Goal of the exercise: Write out every entry word for word.

** Start Material for this exercise **

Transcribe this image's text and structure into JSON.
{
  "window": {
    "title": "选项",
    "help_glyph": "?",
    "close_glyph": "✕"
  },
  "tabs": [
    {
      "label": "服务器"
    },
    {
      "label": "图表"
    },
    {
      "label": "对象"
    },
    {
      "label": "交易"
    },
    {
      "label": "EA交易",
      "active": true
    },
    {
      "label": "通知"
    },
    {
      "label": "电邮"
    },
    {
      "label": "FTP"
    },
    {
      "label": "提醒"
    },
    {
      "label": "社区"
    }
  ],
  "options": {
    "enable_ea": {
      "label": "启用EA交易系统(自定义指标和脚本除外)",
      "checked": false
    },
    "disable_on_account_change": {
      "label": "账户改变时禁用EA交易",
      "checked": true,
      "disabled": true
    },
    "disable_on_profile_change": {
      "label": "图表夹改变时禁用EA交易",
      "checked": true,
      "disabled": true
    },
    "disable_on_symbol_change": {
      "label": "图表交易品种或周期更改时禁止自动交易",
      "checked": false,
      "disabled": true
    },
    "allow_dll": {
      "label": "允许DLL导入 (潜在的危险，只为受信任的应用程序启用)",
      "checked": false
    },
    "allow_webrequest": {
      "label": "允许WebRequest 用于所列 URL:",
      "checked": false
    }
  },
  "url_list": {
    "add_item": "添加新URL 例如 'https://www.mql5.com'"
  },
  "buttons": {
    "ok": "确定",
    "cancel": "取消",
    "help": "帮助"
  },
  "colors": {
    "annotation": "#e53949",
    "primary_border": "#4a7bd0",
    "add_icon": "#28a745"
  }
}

** End Material for this exercise **

Response to this exercise:
Transcribe this image's text and structure into JSON.
{
  "window": {
    "title": "选项",
    "help_glyph": "?",
    "close_glyph": "✕"
  },
  "tabs": [
    {
      "label": "服务器"
    },
    {
      "label": "图表"
    },
    {
      "label": "对象"
    },
    {
      "label": "交易"
    },
    {
      "label": "EA交易",
      "active": true
    },
    {
      "label": "通知"
    },
    {
      "label": "电邮"
    },
    {
      "label": "FTP"
    },
    {
      "label": "提醒"
    },
    {
      "label": "社区"
    }
  ],
  "options": {
    "enable_ea": {
      "label": "启用EA交易系统(自定义指标和脚本除外)",
      "checked": false
    },
    "disable_on_account_change": {
      "label": "账户改变时禁用EA交易",
      "checked": true,
      "disabled": true
    },
    "disable_on_profile_change": {
      "label": "图表夹改变时禁用EA交易",
      "checked": true,
      "disabled": true
    },
    "disable_on_symbol_change": {
      "label": "图表交易品种或周期更改时禁止自动交易",
      "checked": false,
      "disabled": true
    },
    "allow_dll": {
      "label": "允许DLL导入 (潜在的危险，只为受信任的应用程序启用)",
      "checked": false
    },
    "allow_webrequest": {
      "label": "允许WebRequest 用于所列 URL:",
      "checked": false
    }
  },
  "url_list": {
    "add_item": "添加新URL 例如 'https://www.mql5.com'"
  },
  "buttons": {
    "ok": "确定",
    "cancel": "取消",
    "help": "帮助"
  },
  "colors": {
    "annotation": "#e53949",
    "primary_border": "#4a7bd0",
    "add_icon": "#28a745"
  }
}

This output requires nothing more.